• **Exercise brief**: Output every record word for word.

Dataset rows about figures
::::
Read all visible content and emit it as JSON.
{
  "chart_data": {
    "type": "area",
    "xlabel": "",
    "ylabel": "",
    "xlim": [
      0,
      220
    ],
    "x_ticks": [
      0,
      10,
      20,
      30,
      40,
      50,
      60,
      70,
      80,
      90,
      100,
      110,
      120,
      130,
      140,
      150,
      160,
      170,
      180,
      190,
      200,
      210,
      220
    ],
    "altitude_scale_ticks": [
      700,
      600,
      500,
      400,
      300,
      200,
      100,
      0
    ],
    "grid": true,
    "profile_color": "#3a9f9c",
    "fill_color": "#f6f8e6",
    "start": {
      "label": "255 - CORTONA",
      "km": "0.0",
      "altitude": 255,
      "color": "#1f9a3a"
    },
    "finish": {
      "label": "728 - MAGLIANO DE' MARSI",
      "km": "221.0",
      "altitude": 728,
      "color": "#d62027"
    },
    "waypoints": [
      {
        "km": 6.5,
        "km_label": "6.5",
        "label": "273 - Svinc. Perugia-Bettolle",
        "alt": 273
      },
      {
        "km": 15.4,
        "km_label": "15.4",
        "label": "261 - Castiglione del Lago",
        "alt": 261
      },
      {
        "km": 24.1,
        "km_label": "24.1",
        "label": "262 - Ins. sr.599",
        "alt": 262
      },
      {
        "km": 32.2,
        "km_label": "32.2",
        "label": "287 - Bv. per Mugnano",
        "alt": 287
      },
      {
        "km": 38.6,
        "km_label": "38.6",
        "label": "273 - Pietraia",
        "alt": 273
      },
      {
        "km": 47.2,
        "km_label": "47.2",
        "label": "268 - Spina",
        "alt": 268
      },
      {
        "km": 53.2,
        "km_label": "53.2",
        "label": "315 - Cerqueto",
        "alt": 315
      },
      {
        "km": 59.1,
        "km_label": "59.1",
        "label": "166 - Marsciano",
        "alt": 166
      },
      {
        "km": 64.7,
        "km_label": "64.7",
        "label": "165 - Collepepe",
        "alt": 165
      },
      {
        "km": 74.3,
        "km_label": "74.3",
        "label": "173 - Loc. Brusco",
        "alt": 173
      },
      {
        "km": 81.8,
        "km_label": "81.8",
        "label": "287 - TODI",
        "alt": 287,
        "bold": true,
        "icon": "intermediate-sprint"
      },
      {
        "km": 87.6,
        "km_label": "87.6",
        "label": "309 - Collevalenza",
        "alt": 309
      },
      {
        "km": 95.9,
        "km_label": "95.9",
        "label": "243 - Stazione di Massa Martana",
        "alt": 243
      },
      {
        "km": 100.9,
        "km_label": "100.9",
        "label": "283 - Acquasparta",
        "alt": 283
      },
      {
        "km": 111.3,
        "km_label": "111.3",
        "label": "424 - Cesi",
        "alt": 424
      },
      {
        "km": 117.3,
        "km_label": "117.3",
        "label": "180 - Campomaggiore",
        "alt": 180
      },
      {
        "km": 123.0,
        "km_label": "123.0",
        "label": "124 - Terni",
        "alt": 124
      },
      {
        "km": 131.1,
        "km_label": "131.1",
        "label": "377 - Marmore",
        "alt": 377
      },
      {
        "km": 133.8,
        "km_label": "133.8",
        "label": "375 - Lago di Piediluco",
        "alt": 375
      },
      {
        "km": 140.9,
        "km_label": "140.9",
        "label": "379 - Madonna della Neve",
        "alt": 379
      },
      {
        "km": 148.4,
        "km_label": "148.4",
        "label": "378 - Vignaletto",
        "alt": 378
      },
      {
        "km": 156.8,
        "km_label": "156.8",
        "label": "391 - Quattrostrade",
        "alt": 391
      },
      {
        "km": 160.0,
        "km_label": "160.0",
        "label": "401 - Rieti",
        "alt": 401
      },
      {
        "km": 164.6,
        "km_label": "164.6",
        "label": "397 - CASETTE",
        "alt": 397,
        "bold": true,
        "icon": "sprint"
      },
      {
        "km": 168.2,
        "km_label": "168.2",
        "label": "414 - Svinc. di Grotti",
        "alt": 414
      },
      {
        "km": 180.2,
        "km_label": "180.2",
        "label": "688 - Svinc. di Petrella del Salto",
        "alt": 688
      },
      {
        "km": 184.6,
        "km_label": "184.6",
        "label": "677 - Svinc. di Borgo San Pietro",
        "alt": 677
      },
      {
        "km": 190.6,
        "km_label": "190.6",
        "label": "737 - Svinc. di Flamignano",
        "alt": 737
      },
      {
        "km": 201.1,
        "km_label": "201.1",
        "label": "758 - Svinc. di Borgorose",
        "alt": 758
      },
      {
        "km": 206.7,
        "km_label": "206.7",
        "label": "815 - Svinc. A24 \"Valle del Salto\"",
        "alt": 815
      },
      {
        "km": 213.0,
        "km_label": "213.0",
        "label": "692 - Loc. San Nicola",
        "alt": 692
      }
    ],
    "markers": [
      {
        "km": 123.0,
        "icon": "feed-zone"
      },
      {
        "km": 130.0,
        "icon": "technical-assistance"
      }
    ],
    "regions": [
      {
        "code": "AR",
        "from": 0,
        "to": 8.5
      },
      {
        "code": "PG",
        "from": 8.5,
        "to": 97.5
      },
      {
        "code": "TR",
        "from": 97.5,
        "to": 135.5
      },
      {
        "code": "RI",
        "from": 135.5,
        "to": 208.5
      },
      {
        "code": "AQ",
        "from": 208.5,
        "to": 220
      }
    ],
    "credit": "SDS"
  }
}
::::
• **Result for this task**:
Read all visible content and emit it as JSON.
{
  "chart_data": {
    "type": "area",
    "xlabel": "",
    "ylabel": "",
    "xlim": [
      0,
      220
    ],
    "x_ticks": [
      0,
      10,
      20,
      30,
      40,
      50,
      60,
      70,
      80,
      90,
      100,
      110,
      120,
      130,
      140,
      150,
      160,
      170,
      180,
      190,
      200,
      210,
      220
    ],
    "altitude_scale_ticks": [
      700,
      600,
      500,
      400,
      300,
      200,
      100,
      0
    ],
    "grid": true,
    "profile_color": "#3a9f9c",
    "fill_color": "#f6f8e6",
    "start": {
      "label": "255 - CORTONA",
      "km": "0.0",
      "altitude": 255,
      "color": "#1f9a3a"
    },
    "finish": {
      "label": "728 - MAGLIANO DE' MARSI",
      "km": "221.0",
      "altitude": 728,
      "color": "#d62027"
    },
    "waypoints": [
      {
        "km": 6.5,
        "km_label": "6.5",
        "label": "273 - Svinc. Perugia-Bettolle",
        "alt": 273
      },
      {
        "km": 15.4,
        "km_label": "15.4",
        "label": "261 - Castiglione del Lago",
        "alt": 261
      },
      {
        "km": 24.1,
        "km_label": "24.1",
        "label": "262 - Ins. sr.599",
        "alt": 262
      },
      {
        "km": 32.2,
        "km_label": "32.2",
        "label": "287 - Bv. per Mugnano",
        "alt": 287
      },
      {
        "km": 38.6,
        "km_label": "38.6",
        "label": "273 - Pietraia",
        "alt": 273
      },
      {
        "km": 47.2,
        "km_label": "47.2",
        "label": "268 - Spina",
        "alt": 268
      },
      {
        "km": 53.2,
        "km_label": "53.2",
        "label": "315 - Cerqueto",
        "alt": 315
      },
      {
        "km": 59.1,
        "km_label": "59.1",
        "label": "166 - Marsciano",
        "alt": 166
      },
      {
        "km": 64.7,
        "km_label": "64.7",
        "label": "165 - Collepepe",
        "alt": 165
      },
      {
        "km": 74.3,
        "km_label": "74.3",
        "label": "173 - Loc. Brusco",
        "alt": 173
      },
      {
        "km": 81.8,
        "km_label": "81.8",
        "label": "287 - TODI",
        "alt": 287,
        "bold": true,
        "icon": "intermediate-sprint"
      },
      {
        "km": 87.6,
        "km_label": "87.6",
        "label": "309 - Collevalenza",
        "alt": 309
      },
      {
        "km": 95.9,
        "km_label": "95.9",
        "label": "243 - Stazione di Massa Martana",
        "alt": 243
      },
      {
        "km": 100.9,
        "km_label": "100.9",
        "label": "283 - Acquasparta",
        "alt": 283
      },
      {
        "km": 111.3,
        "km_label": "111.3",
        "label": "424 - Cesi",
        "alt": 424
      },
      {
        "km": 117.3,
        "km_label": "117.3",
        "label": "180 - Campomaggiore",
        "alt": 180
      },
      {
        "km": 123.0,
        "km_label": "123.0",
        "label": "124 - Terni",
        "alt": 124
      },
      {
        "km": 131.1,
        "km_label": "131.1",
        "label": "377 - Marmore",
        "alt": 377
      },
      {
        "km": 133.8,
        "km_label": "133.8",
        "label": "375 - Lago di Piediluco",
        "alt": 375
      },
      {
        "km": 140.9,
        "km_label": "140.9",
        "label": "379 - Madonna della Neve",
        "alt": 379
      },
      {
        "km": 148.4,
        "km_label": "148.4",
        "label": "378 - Vignaletto",
        "alt": 378
      },
      {
        "km": 156.8,
        "km_label": "156.8",
        "label": "391 - Quattrostrade",
        "alt": 391
      },
      {
        "km": 160.0,
        "km_label": "160.0",
        "label": "401 - Rieti",
        "alt": 401
      },
      {
        "km": 164.6,
        "km_label": "164.6",
        "label": "397 - CASETTE",
        "alt": 397,
        "bold": true,
        "icon": "sprint"
      },
      {
        "km": 168.2,
        "km_label": "168.2",
        "label": "414 - Svinc. di Grotti",
        "alt": 414
      },
      {
        "km": 180.2,
        "km_label": "180.2",
        "label": "688 - Svinc. di Petrella del Salto",
        "alt": 688
      },
      {
        "km": 184.6,
        "km_label": "184.6",
        "label": "677 - Svinc. di Borgo San Pietro",
        "alt": 677
      },
      {
        "km": 190.6,
        "km_label": "190.6",
        "label": "737 - Svinc. di Flamignano",
        "alt": 737
      },
      {
        "km": 201.1,
        "km_label": "201.1",
        "label": "758 - Svinc. di Borgorose",
        "alt": 758
      },
      {
        "km": 206.7,
        "km_label": "206.7",
        "label": "815 - Svinc. A24 \"Valle del Salto\"",
        "alt": 815
      },
      {
        "km": 213.0,
        "km_label": "213.0",
        "label": "692 - Loc. San Nicola",
        "alt": 692
      }
    ],
    "markers": [
      {
        "km": 123.0,
        "icon": "feed-zone"
      },
      {
        "km": 130.0,
        "icon": "technical-assistance"
      }
    ],
    "regions": [
      {
        "code": "AR",
        "from": 0,
        "to": 8.5
      },
      {
        "code": "PG",
        "from": 8.5,
        "to": 97.5
      },
      {
        "code": "TR",
        "from": 97.5,
        "to": 135.5
      },
      {
        "code": "RI",
        "from": 135.5,
        "to": 208.5
      },
      {
        "code": "AQ",
        "from": 208.5,
        "to": 220
      }
    ],
    "credit": "SDS"
  }
}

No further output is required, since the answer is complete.